• **Work to be completed**:
Show all lines holding "icon".

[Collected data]
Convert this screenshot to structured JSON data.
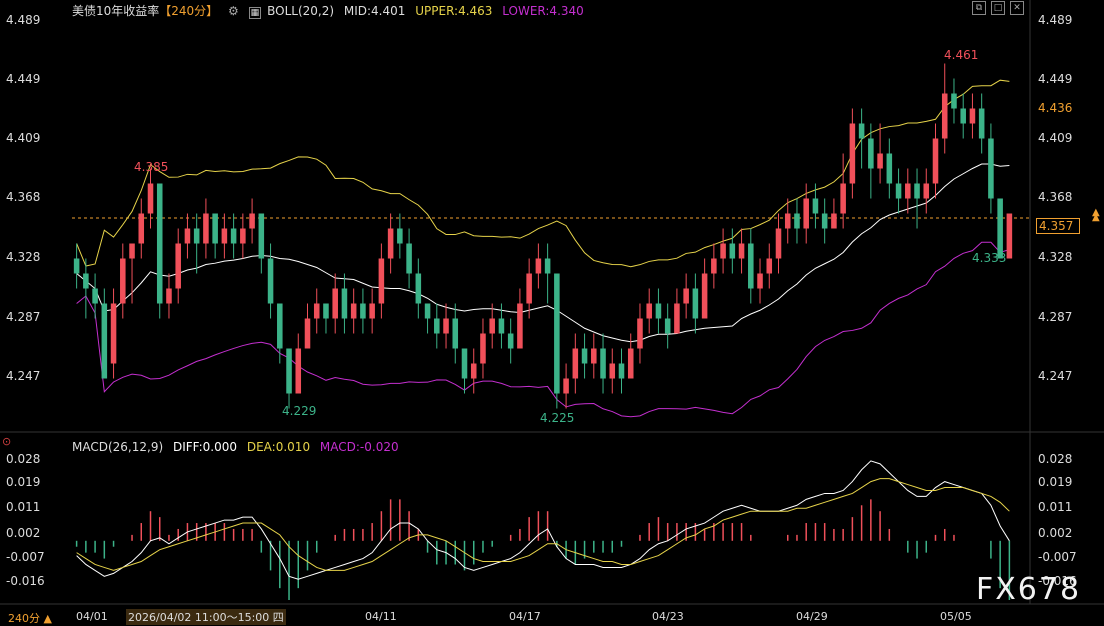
{
  "header": {
    "instrument": "美债10年收益率",
    "period_tag": "【240分】",
    "settings_icon": "gear-icon",
    "boll_label": "BOLL(20,2)",
    "mid": "MID:4.401",
    "upper": "UPPER:4.463",
    "lower": "LOWER:4.340"
  },
  "window_controls": [
    "restore-icon",
    "maximize-icon",
    "close-icon"
  ],
  "main_y_labels": [
    "4.489",
    "4.449",
    "4.409",
    "4.368",
    "4.328",
    "4.287",
    "4.247"
  ],
  "price_tags": {
    "high_marker": "4.436",
    "current": "4.357"
  },
  "annotations": {
    "a1": "4.385",
    "a2": "4.229",
    "a3": "4.225",
    "a4": "4.461",
    "a5": "4.333"
  },
  "macd_header": {
    "label": "MACD(26,12,9)",
    "diff": "DIFF:0.000",
    "dea": "DEA:0.010",
    "macd": "MACD:-0.020"
  },
  "macd_y_labels": [
    "0.028",
    "0.019",
    "0.011",
    "0.002",
    "-0.007",
    "-0.016"
  ],
  "macd_y_labels_right": [
    "0.028",
    "0.019",
    "0.011",
    "0.002",
    "-0.007",
    "-0.016"
  ],
  "x_labels": [
    "04/01",
    "04/11",
    "04/17",
    "04/23",
    "04/29",
    "05/05"
  ],
  "footer": {
    "period": "240分",
    "arrow": "▲",
    "tooltip": "2026/04/02 11:00～15:00 四"
  },
  "watermark": "FX678",
  "colors": {
    "up": "#f0505a",
    "down": "#3cb389",
    "mid": "#ffffff",
    "upper": "#e6d34a",
    "lower": "#c42fcf",
    "dea": "#e6d34a"
  },
  "chart_data": {
    "type": "candlestick",
    "ylim": [
      4.225,
      4.489
    ],
    "macd_ylim": [
      -0.02,
      0.03
    ],
    "candles": [
      [
        4.33,
        4.32,
        4.34,
        4.31
      ],
      [
        4.32,
        4.31,
        4.33,
        4.29
      ],
      [
        4.31,
        4.3,
        4.32,
        4.29
      ],
      [
        4.3,
        4.25,
        4.31,
        4.25
      ],
      [
        4.26,
        4.3,
        4.31,
        4.25
      ],
      [
        4.3,
        4.33,
        4.34,
        4.29
      ],
      [
        4.33,
        4.34,
        4.34,
        4.3
      ],
      [
        4.34,
        4.36,
        4.37,
        4.33
      ],
      [
        4.36,
        4.38,
        4.39,
        4.35
      ],
      [
        4.38,
        4.3,
        4.38,
        4.29
      ],
      [
        4.3,
        4.31,
        4.32,
        4.29
      ],
      [
        4.31,
        4.34,
        4.35,
        4.3
      ],
      [
        4.34,
        4.35,
        4.36,
        4.33
      ],
      [
        4.35,
        4.34,
        4.36,
        4.32
      ],
      [
        4.34,
        4.36,
        4.37,
        4.33
      ],
      [
        4.36,
        4.34,
        4.36,
        4.33
      ],
      [
        4.34,
        4.35,
        4.36,
        4.33
      ],
      [
        4.35,
        4.34,
        4.36,
        4.33
      ],
      [
        4.34,
        4.35,
        4.36,
        4.33
      ],
      [
        4.35,
        4.36,
        4.37,
        4.34
      ],
      [
        4.36,
        4.33,
        4.36,
        4.32
      ],
      [
        4.33,
        4.3,
        4.34,
        4.29
      ],
      [
        4.3,
        4.27,
        4.3,
        4.26
      ],
      [
        4.27,
        4.24,
        4.27,
        4.23
      ],
      [
        4.24,
        4.27,
        4.28,
        4.24
      ],
      [
        4.27,
        4.29,
        4.3,
        4.27
      ],
      [
        4.29,
        4.3,
        4.31,
        4.28
      ],
      [
        4.3,
        4.29,
        4.3,
        4.28
      ],
      [
        4.29,
        4.31,
        4.32,
        4.28
      ],
      [
        4.31,
        4.29,
        4.32,
        4.28
      ],
      [
        4.29,
        4.3,
        4.31,
        4.28
      ],
      [
        4.3,
        4.29,
        4.31,
        4.28
      ],
      [
        4.29,
        4.3,
        4.31,
        4.28
      ],
      [
        4.3,
        4.33,
        4.34,
        4.29
      ],
      [
        4.33,
        4.35,
        4.36,
        4.32
      ],
      [
        4.35,
        4.34,
        4.36,
        4.33
      ],
      [
        4.34,
        4.32,
        4.35,
        4.31
      ],
      [
        4.32,
        4.3,
        4.33,
        4.29
      ],
      [
        4.3,
        4.29,
        4.3,
        4.28
      ],
      [
        4.29,
        4.28,
        4.3,
        4.27
      ],
      [
        4.28,
        4.29,
        4.3,
        4.27
      ],
      [
        4.29,
        4.27,
        4.3,
        4.26
      ],
      [
        4.27,
        4.25,
        4.27,
        4.24
      ],
      [
        4.25,
        4.26,
        4.27,
        4.24
      ],
      [
        4.26,
        4.28,
        4.29,
        4.25
      ],
      [
        4.28,
        4.29,
        4.3,
        4.27
      ],
      [
        4.29,
        4.28,
        4.3,
        4.27
      ],
      [
        4.28,
        4.27,
        4.29,
        4.26
      ],
      [
        4.27,
        4.3,
        4.31,
        4.27
      ],
      [
        4.3,
        4.32,
        4.33,
        4.29
      ],
      [
        4.32,
        4.33,
        4.34,
        4.31
      ],
      [
        4.33,
        4.32,
        4.34,
        4.3
      ],
      [
        4.32,
        4.24,
        4.32,
        4.23
      ],
      [
        4.24,
        4.25,
        4.26,
        4.23
      ],
      [
        4.25,
        4.27,
        4.28,
        4.24
      ],
      [
        4.27,
        4.26,
        4.28,
        4.25
      ],
      [
        4.26,
        4.27,
        4.28,
        4.25
      ],
      [
        4.27,
        4.25,
        4.28,
        4.24
      ],
      [
        4.25,
        4.26,
        4.27,
        4.24
      ],
      [
        4.26,
        4.25,
        4.27,
        4.24
      ],
      [
        4.25,
        4.27,
        4.28,
        4.25
      ],
      [
        4.27,
        4.29,
        4.3,
        4.26
      ],
      [
        4.29,
        4.3,
        4.31,
        4.28
      ],
      [
        4.3,
        4.29,
        4.31,
        4.28
      ],
      [
        4.29,
        4.28,
        4.3,
        4.27
      ],
      [
        4.28,
        4.3,
        4.31,
        4.28
      ],
      [
        4.3,
        4.31,
        4.32,
        4.29
      ],
      [
        4.31,
        4.29,
        4.32,
        4.28
      ],
      [
        4.29,
        4.32,
        4.33,
        4.29
      ],
      [
        4.32,
        4.33,
        4.34,
        4.31
      ],
      [
        4.33,
        4.34,
        4.35,
        4.32
      ],
      [
        4.34,
        4.33,
        4.35,
        4.32
      ],
      [
        4.33,
        4.34,
        4.35,
        4.32
      ],
      [
        4.34,
        4.31,
        4.35,
        4.3
      ],
      [
        4.31,
        4.32,
        4.33,
        4.3
      ],
      [
        4.32,
        4.33,
        4.34,
        4.31
      ],
      [
        4.33,
        4.35,
        4.36,
        4.32
      ],
      [
        4.35,
        4.36,
        4.37,
        4.34
      ],
      [
        4.36,
        4.35,
        4.37,
        4.34
      ],
      [
        4.35,
        4.37,
        4.38,
        4.34
      ],
      [
        4.37,
        4.36,
        4.38,
        4.35
      ],
      [
        4.36,
        4.35,
        4.37,
        4.34
      ],
      [
        4.35,
        4.36,
        4.37,
        4.35
      ],
      [
        4.36,
        4.38,
        4.4,
        4.35
      ],
      [
        4.38,
        4.42,
        4.43,
        4.37
      ],
      [
        4.42,
        4.41,
        4.43,
        4.39
      ],
      [
        4.41,
        4.39,
        4.42,
        4.37
      ],
      [
        4.39,
        4.4,
        4.42,
        4.38
      ],
      [
        4.4,
        4.38,
        4.41,
        4.37
      ],
      [
        4.38,
        4.37,
        4.39,
        4.36
      ],
      [
        4.37,
        4.38,
        4.39,
        4.36
      ],
      [
        4.38,
        4.37,
        4.39,
        4.35
      ],
      [
        4.37,
        4.38,
        4.39,
        4.36
      ],
      [
        4.38,
        4.41,
        4.42,
        4.37
      ],
      [
        4.41,
        4.44,
        4.46,
        4.4
      ],
      [
        4.44,
        4.43,
        4.45,
        4.42
      ],
      [
        4.43,
        4.42,
        4.44,
        4.41
      ],
      [
        4.42,
        4.43,
        4.44,
        4.41
      ],
      [
        4.43,
        4.41,
        4.44,
        4.4
      ],
      [
        4.41,
        4.37,
        4.42,
        4.36
      ],
      [
        4.37,
        4.33,
        4.37,
        4.33
      ],
      [
        4.33,
        4.36,
        4.36,
        4.33
      ]
    ],
    "macd": {
      "diff": [
        -0.005,
        -0.008,
        -0.01,
        -0.012,
        -0.011,
        -0.009,
        -0.007,
        -0.004,
        0.0,
        0.001,
        -0.001,
        0.001,
        0.003,
        0.004,
        0.005,
        0.006,
        0.007,
        0.007,
        0.008,
        0.008,
        0.004,
        -0.001,
        -0.006,
        -0.012,
        -0.013,
        -0.012,
        -0.011,
        -0.01,
        -0.009,
        -0.008,
        -0.007,
        -0.006,
        -0.004,
        0.0,
        0.004,
        0.006,
        0.006,
        0.004,
        0.0,
        -0.003,
        -0.004,
        -0.006,
        -0.009,
        -0.01,
        -0.009,
        -0.008,
        -0.007,
        -0.006,
        -0.004,
        -0.001,
        0.002,
        0.004,
        -0.002,
        -0.006,
        -0.008,
        -0.008,
        -0.008,
        -0.009,
        -0.009,
        -0.009,
        -0.008,
        -0.006,
        -0.003,
        -0.001,
        0.0,
        0.002,
        0.004,
        0.005,
        0.006,
        0.008,
        0.01,
        0.011,
        0.012,
        0.011,
        0.01,
        0.01,
        0.01,
        0.011,
        0.012,
        0.014,
        0.015,
        0.016,
        0.016,
        0.017,
        0.02,
        0.024,
        0.027,
        0.026,
        0.023,
        0.02,
        0.017,
        0.015,
        0.015,
        0.018,
        0.02,
        0.019,
        0.018,
        0.017,
        0.016,
        0.012,
        0.005,
        0.0
      ],
      "dea": [
        -0.004,
        -0.006,
        -0.008,
        -0.009,
        -0.01,
        -0.009,
        -0.008,
        -0.007,
        -0.005,
        -0.003,
        -0.002,
        -0.001,
        0.0,
        0.001,
        0.002,
        0.003,
        0.004,
        0.005,
        0.006,
        0.006,
        0.006,
        0.004,
        0.002,
        -0.002,
        -0.005,
        -0.007,
        -0.009,
        -0.01,
        -0.01,
        -0.01,
        -0.009,
        -0.008,
        -0.007,
        -0.005,
        -0.003,
        -0.001,
        0.001,
        0.002,
        0.002,
        0.001,
        0.0,
        -0.002,
        -0.004,
        -0.006,
        -0.007,
        -0.007,
        -0.007,
        -0.007,
        -0.006,
        -0.005,
        -0.003,
        -0.001,
        -0.001,
        -0.003,
        -0.004,
        -0.005,
        -0.006,
        -0.007,
        -0.007,
        -0.008,
        -0.008,
        -0.007,
        -0.006,
        -0.005,
        -0.003,
        -0.001,
        0.001,
        0.002,
        0.004,
        0.005,
        0.007,
        0.008,
        0.009,
        0.01,
        0.01,
        0.01,
        0.01,
        0.01,
        0.011,
        0.011,
        0.012,
        0.013,
        0.014,
        0.015,
        0.016,
        0.018,
        0.02,
        0.021,
        0.021,
        0.02,
        0.019,
        0.018,
        0.017,
        0.017,
        0.018,
        0.018,
        0.018,
        0.017,
        0.016,
        0.015,
        0.013,
        0.01
      ]
    }
  }
}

• **Exercise output**:
    "settings_icon": "gear-icon",
    "restore-icon",
    "maximize-icon",
    "close-icon"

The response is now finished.